--- Given instruction ---
Report how many lines contain "unnu", with no other words.

* Begin Record set *

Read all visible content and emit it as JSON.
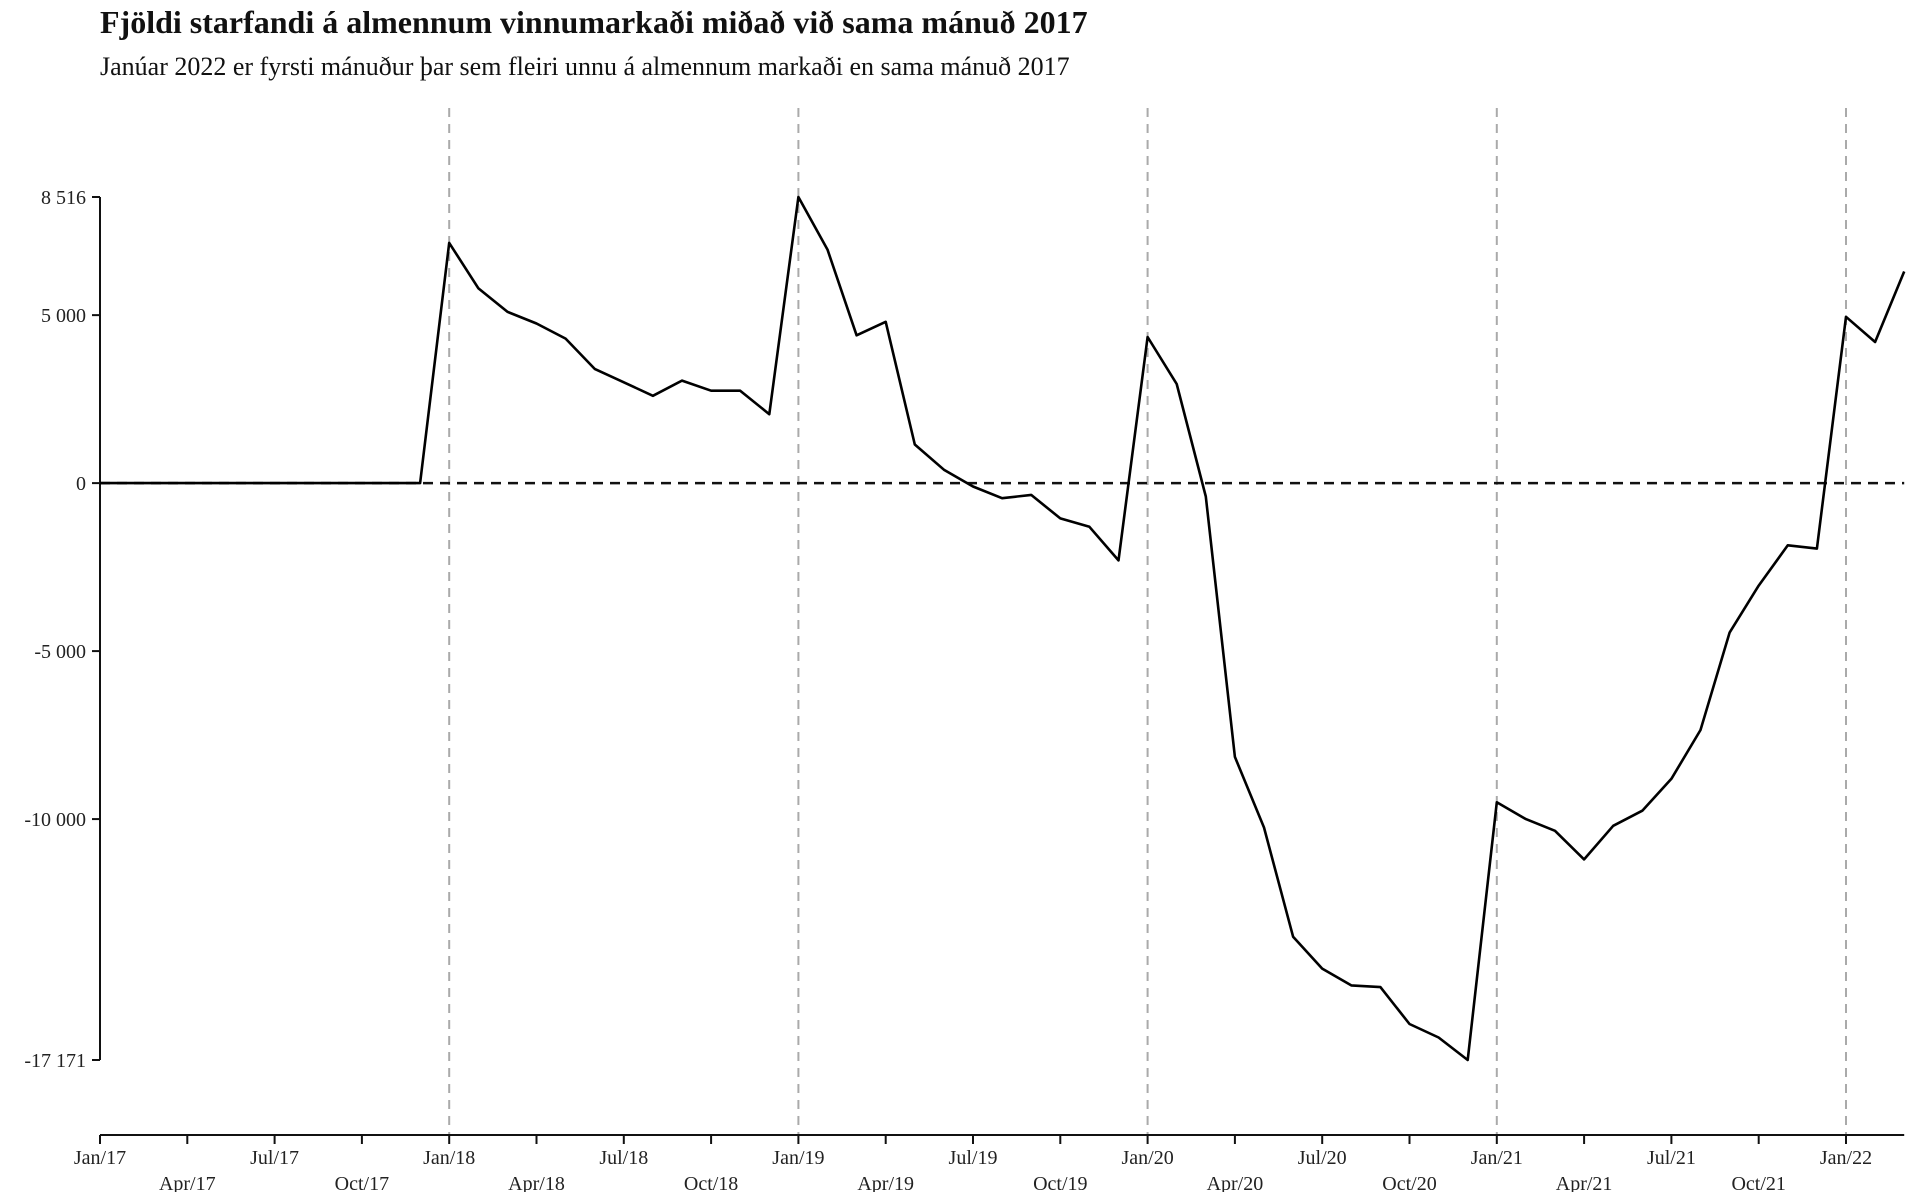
{
  "header": {
    "title": "Fjöldi starfandi á almennum vinnumarkaði miðað við sama mánuð 2017",
    "subtitle": "Janúar 2022 er fyrsti mánuður þar sem fleiri unnu á almennum markaði en sama mánuð 2017"
  },
  "chart_data": {
    "type": "line",
    "title": "Fjöldi starfandi á almennum vinnumarkaði miðað við sama mánuð 2017",
    "subtitle": "Janúar 2022 er fyrsti mánuður þar sem fleiri unnu á almennum markaði en sama mánuð 2017",
    "xlabel": "",
    "ylabel": "",
    "ylim": [
      -17171,
      8516
    ],
    "grid": false,
    "y_ticks": [
      {
        "value": 8516,
        "label": "8 516"
      },
      {
        "value": 5000,
        "label": "5 000"
      },
      {
        "value": 0,
        "label": "0"
      },
      {
        "value": -5000,
        "label": "-5 000"
      },
      {
        "value": -10000,
        "label": "-10 000"
      },
      {
        "value": -17171,
        "label": "-17 171"
      }
    ],
    "x_ticks": [
      {
        "index": 0,
        "label": "Jan/17",
        "row": 1
      },
      {
        "index": 3,
        "label": "Apr/17",
        "row": 2
      },
      {
        "index": 6,
        "label": "Jul/17",
        "row": 1
      },
      {
        "index": 9,
        "label": "Oct/17",
        "row": 2
      },
      {
        "index": 12,
        "label": "Jan/18",
        "row": 1
      },
      {
        "index": 15,
        "label": "Apr/18",
        "row": 2
      },
      {
        "index": 18,
        "label": "Jul/18",
        "row": 1
      },
      {
        "index": 21,
        "label": "Oct/18",
        "row": 2
      },
      {
        "index": 24,
        "label": "Jan/19",
        "row": 1
      },
      {
        "index": 27,
        "label": "Apr/19",
        "row": 2
      },
      {
        "index": 30,
        "label": "Jul/19",
        "row": 1
      },
      {
        "index": 33,
        "label": "Oct/19",
        "row": 2
      },
      {
        "index": 36,
        "label": "Jan/20",
        "row": 1
      },
      {
        "index": 39,
        "label": "Apr/20",
        "row": 2
      },
      {
        "index": 42,
        "label": "Jul/20",
        "row": 1
      },
      {
        "index": 45,
        "label": "Oct/20",
        "row": 2
      },
      {
        "index": 48,
        "label": "Jan/21",
        "row": 1
      },
      {
        "index": 51,
        "label": "Apr/21",
        "row": 2
      },
      {
        "index": 54,
        "label": "Jul/21",
        "row": 1
      },
      {
        "index": 57,
        "label": "Oct/21",
        "row": 2
      },
      {
        "index": 60,
        "label": "Jan/22",
        "row": 1
      }
    ],
    "vertical_markers": [
      "Jan/18",
      "Jan/19",
      "Jan/20",
      "Jan/21",
      "Jan/22"
    ],
    "reference_line": 0,
    "series": [
      {
        "x_start": "Jan/17",
        "values": [
          0,
          0,
          0,
          0,
          0,
          0,
          0,
          0,
          0,
          0,
          0,
          0,
          7150,
          5800,
          5100,
          4750,
          4300,
          3400,
          3000,
          2600,
          3050,
          2750,
          2750,
          2050,
          8516,
          6950,
          4400,
          4800,
          1150,
          400,
          -100,
          -450,
          -350,
          -1050,
          -1300,
          -2300,
          4350,
          2950,
          -400,
          -8150,
          -10250,
          -13500,
          -14450,
          -14950,
          -15000,
          -16100,
          -16500,
          -17171,
          -9500,
          -10000,
          -10350,
          -11200,
          -10200,
          -9750,
          -8800,
          -7350,
          -4450,
          -3050,
          -1850,
          -1950,
          4950,
          4200,
          6300
        ]
      }
    ]
  }
}
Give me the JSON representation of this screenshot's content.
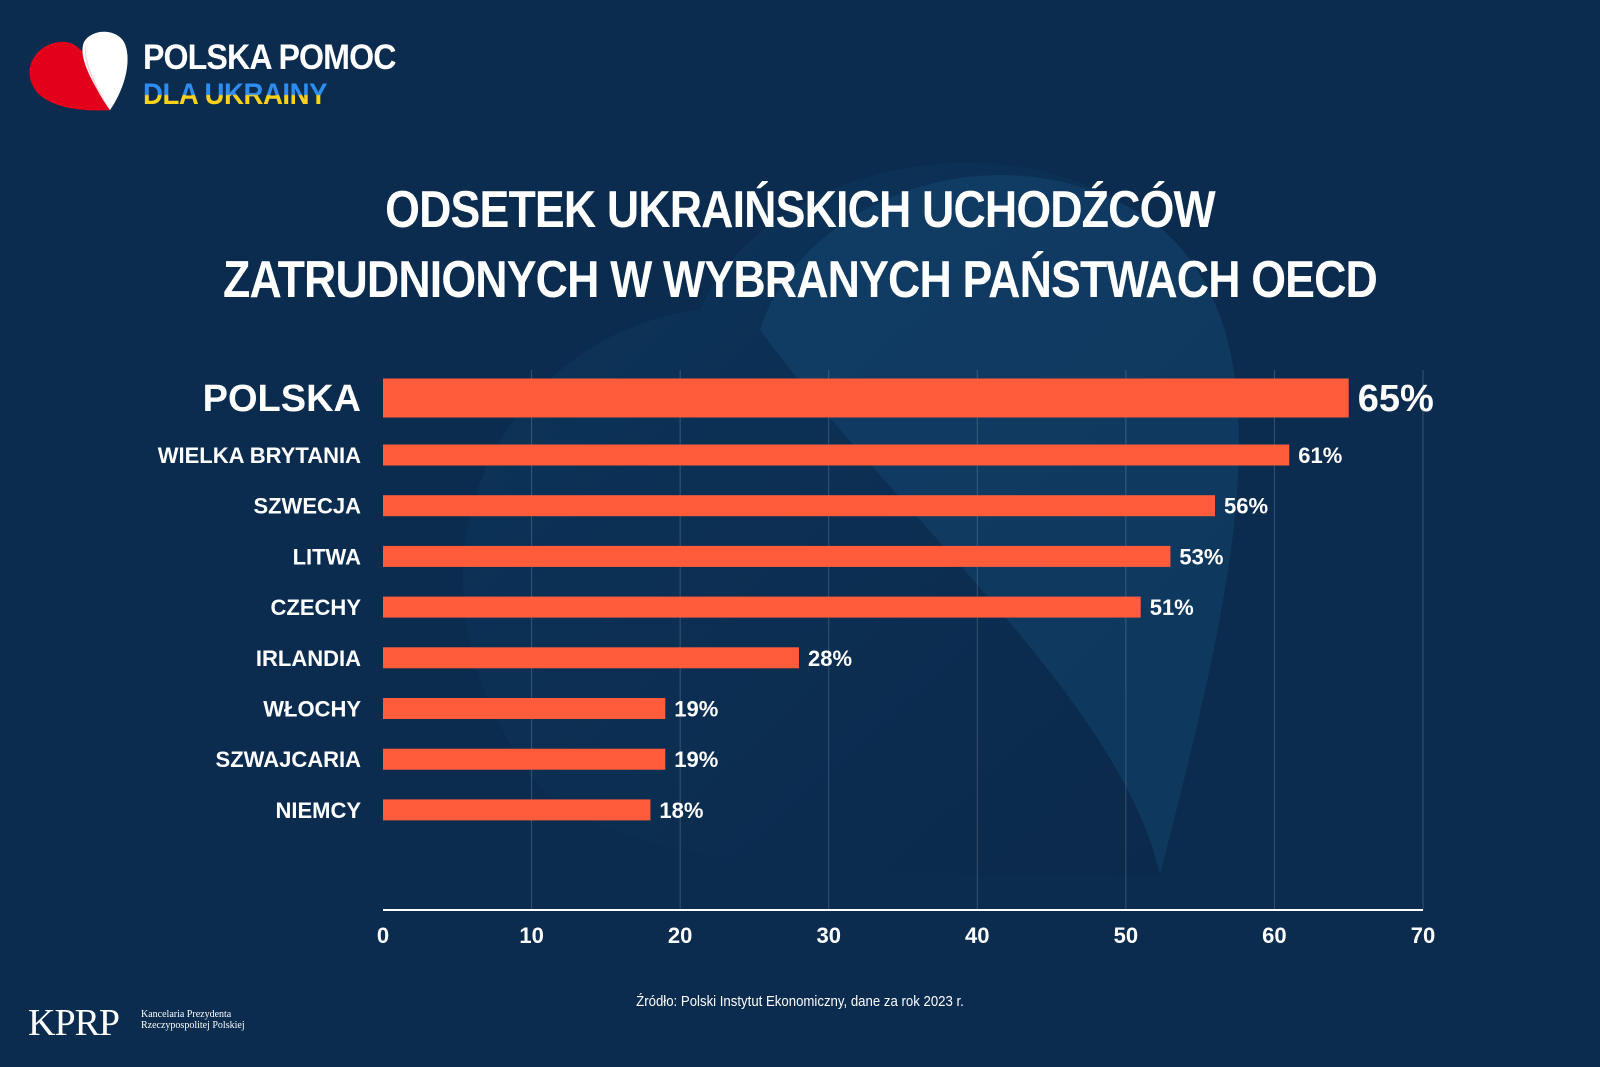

* End Record set *

--- Correct answer ---
2